** WHAT THE TASK ASKS **
Give the listing again in full, exactly as written.

————

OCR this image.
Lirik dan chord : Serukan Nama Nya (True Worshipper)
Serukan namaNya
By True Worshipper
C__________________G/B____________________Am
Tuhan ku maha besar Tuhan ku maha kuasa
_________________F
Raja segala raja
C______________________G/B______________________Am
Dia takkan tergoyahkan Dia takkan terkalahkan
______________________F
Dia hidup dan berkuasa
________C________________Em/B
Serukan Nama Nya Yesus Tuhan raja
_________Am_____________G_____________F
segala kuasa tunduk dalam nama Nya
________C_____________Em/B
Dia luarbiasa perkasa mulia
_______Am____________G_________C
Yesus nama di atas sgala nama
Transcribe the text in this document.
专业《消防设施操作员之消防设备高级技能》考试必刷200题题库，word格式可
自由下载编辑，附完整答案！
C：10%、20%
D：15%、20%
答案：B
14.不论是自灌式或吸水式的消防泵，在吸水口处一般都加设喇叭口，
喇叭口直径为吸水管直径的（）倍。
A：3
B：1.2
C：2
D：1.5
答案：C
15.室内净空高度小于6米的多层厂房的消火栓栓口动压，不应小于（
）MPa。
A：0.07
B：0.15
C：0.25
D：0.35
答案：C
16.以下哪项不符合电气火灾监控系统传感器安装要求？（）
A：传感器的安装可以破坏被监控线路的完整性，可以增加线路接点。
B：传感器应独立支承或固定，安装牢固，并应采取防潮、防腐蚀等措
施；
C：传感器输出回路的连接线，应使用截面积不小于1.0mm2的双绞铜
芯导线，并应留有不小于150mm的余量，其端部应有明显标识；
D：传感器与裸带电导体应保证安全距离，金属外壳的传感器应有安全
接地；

————

** RESPONSE FOR THIS EXERCISE **
OCR this image.
Lirik dan chord : Serukan Nama Nya (True Worshipper)
Serukan namaNya
By True Worshipper
C__________________G/B____________________Am
Tuhan ku maha besar Tuhan ku maha kuasa
_________________F
Raja segala raja
C______________________G/B______________________Am
Dia takkan tergoyahkan Dia takkan terkalahkan
______________________F
Dia hidup dan berkuasa
________C________________Em/B
Serukan Nama Nya Yesus Tuhan raja
_________Am_____________G_____________F
segala kuasa tunduk dalam nama Nya
________C_____________Em/B
Dia luarbiasa perkasa mulia
_______Am____________G_________C
Yesus nama di atas sgala nama
Transcribe the text in this document.
专业《消防设施操作员之消防设备高级技能》考试必刷200题题库，word格式可
自由下载编辑，附完整答案！
C：10%、20%
D：15%、20%
答案：B
14.不论是自灌式或吸水式的消防泵，在吸水口处一般都加设喇叭口，
喇叭口直径为吸水管直径的（）倍。
A：3
B：1.2
C：2
D：1.5
答案：C
15.室内净空高度小于6米的多层厂房的消火栓栓口动压，不应小于（
）MPa。
A：0.07
B：0.15
C：0.25
D：0.35
答案：C
16.以下哪项不符合电气火灾监控系统传感器安装要求？（）
A：传感器的安装可以破坏被监控线路的完整性，可以增加线路接点。
B：传感器应独立支承或固定，安装牢固，并应采取防潮、防腐蚀等措
施；
C：传感器输出回路的连接线，应使用截面积不小于1.0mm2的双绞铜
芯导线，并应留有不小于150mm的余量，其端部应有明显标识；
D：传感器与裸带电导体应保证安全距离，金属外壳的传感器应有安全
接地；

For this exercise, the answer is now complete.